* **Recorded information**:
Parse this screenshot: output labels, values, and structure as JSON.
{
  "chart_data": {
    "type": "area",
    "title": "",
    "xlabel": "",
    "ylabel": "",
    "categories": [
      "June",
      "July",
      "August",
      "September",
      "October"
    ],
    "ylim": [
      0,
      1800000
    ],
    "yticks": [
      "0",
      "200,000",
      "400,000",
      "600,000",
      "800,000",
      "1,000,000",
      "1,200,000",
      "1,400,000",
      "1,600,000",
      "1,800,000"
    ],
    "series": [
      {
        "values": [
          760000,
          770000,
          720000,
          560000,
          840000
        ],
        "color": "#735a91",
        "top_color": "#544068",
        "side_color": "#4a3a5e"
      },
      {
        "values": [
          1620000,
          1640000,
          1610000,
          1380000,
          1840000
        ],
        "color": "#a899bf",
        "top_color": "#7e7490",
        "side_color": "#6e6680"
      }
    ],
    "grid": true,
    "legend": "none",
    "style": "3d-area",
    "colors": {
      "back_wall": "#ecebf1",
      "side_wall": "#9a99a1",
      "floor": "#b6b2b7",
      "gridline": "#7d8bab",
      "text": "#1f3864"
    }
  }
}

* **Requirements**: Give back all the records exactly as they stand.

* **Output of the exercise**:
Parse this screenshot: output labels, values, and structure as JSON.
{
  "chart_data": {
    "type": "area",
    "title": "",
    "xlabel": "",
    "ylabel": "",
    "categories": [
      "June",
      "July",
      "August",
      "September",
      "October"
    ],
    "ylim": [
      0,
      1800000
    ],
    "yticks": [
      "0",
      "200,000",
      "400,000",
      "600,000",
      "800,000",
      "1,000,000",
      "1,200,000",
      "1,400,000",
      "1,600,000",
      "1,800,000"
    ],
    "series": [
      {
        "values": [
          760000,
          770000,
          720000,
          560000,
          840000
        ],
        "color": "#735a91",
        "top_color": "#544068",
        "side_color": "#4a3a5e"
      },
      {
        "values": [
          1620000,
          1640000,
          1610000,
          1380000,
          1840000
        ],
        "color": "#a899bf",
        "top_color": "#7e7490",
        "side_color": "#6e6680"
      }
    ],
    "grid": true,
    "legend": "none",
    "style": "3d-area",
    "colors": {
      "back_wall": "#ecebf1",
      "side_wall": "#9a99a1",
      "floor": "#b6b2b7",
      "gridline": "#7d8bab",
      "text": "#1f3864"
    }
  }
}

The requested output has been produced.